(Collection entries)
···

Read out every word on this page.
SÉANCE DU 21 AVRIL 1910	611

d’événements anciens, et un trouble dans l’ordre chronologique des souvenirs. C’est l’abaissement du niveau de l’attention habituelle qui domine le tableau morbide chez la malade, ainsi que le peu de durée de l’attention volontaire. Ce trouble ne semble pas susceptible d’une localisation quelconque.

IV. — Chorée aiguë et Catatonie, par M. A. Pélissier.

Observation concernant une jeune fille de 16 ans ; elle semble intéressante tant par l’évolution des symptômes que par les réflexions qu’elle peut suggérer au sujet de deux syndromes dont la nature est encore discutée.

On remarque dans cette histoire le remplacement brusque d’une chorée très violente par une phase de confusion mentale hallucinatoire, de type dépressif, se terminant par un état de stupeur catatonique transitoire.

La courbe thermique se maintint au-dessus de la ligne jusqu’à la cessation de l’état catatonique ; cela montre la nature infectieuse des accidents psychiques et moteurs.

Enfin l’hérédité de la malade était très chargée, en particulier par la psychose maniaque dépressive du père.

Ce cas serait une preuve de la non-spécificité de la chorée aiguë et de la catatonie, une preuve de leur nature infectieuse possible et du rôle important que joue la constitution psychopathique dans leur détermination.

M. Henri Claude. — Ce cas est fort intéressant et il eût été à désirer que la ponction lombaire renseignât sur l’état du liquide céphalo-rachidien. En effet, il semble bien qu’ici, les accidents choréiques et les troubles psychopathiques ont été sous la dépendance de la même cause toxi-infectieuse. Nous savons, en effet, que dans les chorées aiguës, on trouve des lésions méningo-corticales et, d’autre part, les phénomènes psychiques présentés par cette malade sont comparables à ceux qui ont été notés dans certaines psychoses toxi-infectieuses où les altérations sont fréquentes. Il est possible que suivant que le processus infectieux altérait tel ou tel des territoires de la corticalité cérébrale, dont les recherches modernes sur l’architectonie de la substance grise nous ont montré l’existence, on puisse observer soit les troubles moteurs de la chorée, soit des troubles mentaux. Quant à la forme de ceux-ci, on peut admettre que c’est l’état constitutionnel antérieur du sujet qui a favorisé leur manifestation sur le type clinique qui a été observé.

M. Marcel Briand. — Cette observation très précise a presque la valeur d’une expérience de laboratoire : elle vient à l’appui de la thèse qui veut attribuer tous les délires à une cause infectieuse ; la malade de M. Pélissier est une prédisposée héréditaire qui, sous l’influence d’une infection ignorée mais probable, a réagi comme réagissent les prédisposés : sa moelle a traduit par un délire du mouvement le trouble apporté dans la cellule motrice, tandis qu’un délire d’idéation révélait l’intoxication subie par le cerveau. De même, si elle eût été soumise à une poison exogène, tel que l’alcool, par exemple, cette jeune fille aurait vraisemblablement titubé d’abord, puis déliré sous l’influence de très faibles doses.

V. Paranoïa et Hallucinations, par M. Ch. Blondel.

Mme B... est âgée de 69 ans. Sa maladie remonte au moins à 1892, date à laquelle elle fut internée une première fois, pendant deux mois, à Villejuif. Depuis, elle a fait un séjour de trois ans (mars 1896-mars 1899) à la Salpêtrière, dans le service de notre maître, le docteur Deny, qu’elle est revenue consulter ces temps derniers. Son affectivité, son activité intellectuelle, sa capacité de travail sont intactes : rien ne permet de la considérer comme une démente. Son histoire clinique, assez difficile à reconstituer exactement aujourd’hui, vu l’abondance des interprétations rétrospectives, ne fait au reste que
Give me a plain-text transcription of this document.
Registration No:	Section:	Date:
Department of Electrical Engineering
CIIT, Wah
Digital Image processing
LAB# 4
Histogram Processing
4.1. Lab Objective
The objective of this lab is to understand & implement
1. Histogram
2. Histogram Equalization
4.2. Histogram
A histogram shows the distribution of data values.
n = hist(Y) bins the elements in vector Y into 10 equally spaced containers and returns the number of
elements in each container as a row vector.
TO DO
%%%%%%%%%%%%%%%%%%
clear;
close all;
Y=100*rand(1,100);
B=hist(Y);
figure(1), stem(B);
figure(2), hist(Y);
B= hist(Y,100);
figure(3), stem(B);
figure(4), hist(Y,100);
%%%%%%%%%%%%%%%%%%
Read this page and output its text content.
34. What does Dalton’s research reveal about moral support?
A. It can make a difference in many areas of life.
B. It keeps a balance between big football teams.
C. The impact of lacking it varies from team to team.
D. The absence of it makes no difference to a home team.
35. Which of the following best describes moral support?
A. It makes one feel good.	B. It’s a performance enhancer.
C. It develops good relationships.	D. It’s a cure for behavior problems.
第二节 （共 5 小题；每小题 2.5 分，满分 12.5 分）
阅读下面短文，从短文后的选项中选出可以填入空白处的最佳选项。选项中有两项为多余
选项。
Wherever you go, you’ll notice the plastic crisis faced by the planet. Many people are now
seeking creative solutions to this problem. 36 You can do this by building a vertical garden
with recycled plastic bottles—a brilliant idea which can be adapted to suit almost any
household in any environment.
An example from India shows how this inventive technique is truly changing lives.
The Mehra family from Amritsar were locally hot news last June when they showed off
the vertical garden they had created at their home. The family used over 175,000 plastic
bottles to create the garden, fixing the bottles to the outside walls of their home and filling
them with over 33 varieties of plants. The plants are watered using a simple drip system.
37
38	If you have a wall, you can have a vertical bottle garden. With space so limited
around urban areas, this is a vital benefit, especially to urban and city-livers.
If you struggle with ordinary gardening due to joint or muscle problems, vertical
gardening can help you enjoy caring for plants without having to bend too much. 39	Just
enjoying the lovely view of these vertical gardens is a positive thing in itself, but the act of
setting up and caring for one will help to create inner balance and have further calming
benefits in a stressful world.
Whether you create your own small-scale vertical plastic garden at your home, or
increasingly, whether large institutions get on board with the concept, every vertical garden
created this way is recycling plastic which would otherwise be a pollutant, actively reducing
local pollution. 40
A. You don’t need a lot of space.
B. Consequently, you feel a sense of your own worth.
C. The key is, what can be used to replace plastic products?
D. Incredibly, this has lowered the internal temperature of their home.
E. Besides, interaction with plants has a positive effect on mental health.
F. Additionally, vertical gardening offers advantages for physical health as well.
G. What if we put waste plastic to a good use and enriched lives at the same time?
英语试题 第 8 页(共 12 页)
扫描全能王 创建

···

* Prompt *
Which lines in the listing above hold the word "psychiques"? Show each of them.

* Response below *
La courbe thermique se maintint au-dessus de la ligne jusqu’à la cessation de l’état catatonique ; cela montre la nature infectieuse des accidents psychiques et moteurs.
M. Henri Claude. — Ce cas est fort intéressant et il eût été à désirer que la ponction lombaire renseignât sur l’état du liquide céphalo-rachidien. En effet, il semble bien qu’ici, les accidents choréiques et les troubles psychopathiques ont été sous la dépendance de la même cause toxi-infectieuse. Nous savons, en effet, que dans les chorées aiguës, on trouve des lésions méningo-corticales et, d’autre part, les phénomènes psychiques présentés par cette malade sont comparables à ceux qui ont été notés dans certaines psychoses toxi-infectieuses où les altérations sont fréquentes. Il est possible que suivant que le processus infectieux altérait tel ou tel des territoires de la corticalité cérébrale, dont les recherches modernes sur l’architectonie de la substance grise nous ont montré l’existence, on puisse observer soit les troubles moteurs de la chorée, soit des troubles mentaux. Quant à la forme de ceux-ci, on peut admettre que c’est l’état constitutionnel antérieur du sujet qui a favorisé leur manifestation sur le type clinique qui a été observé.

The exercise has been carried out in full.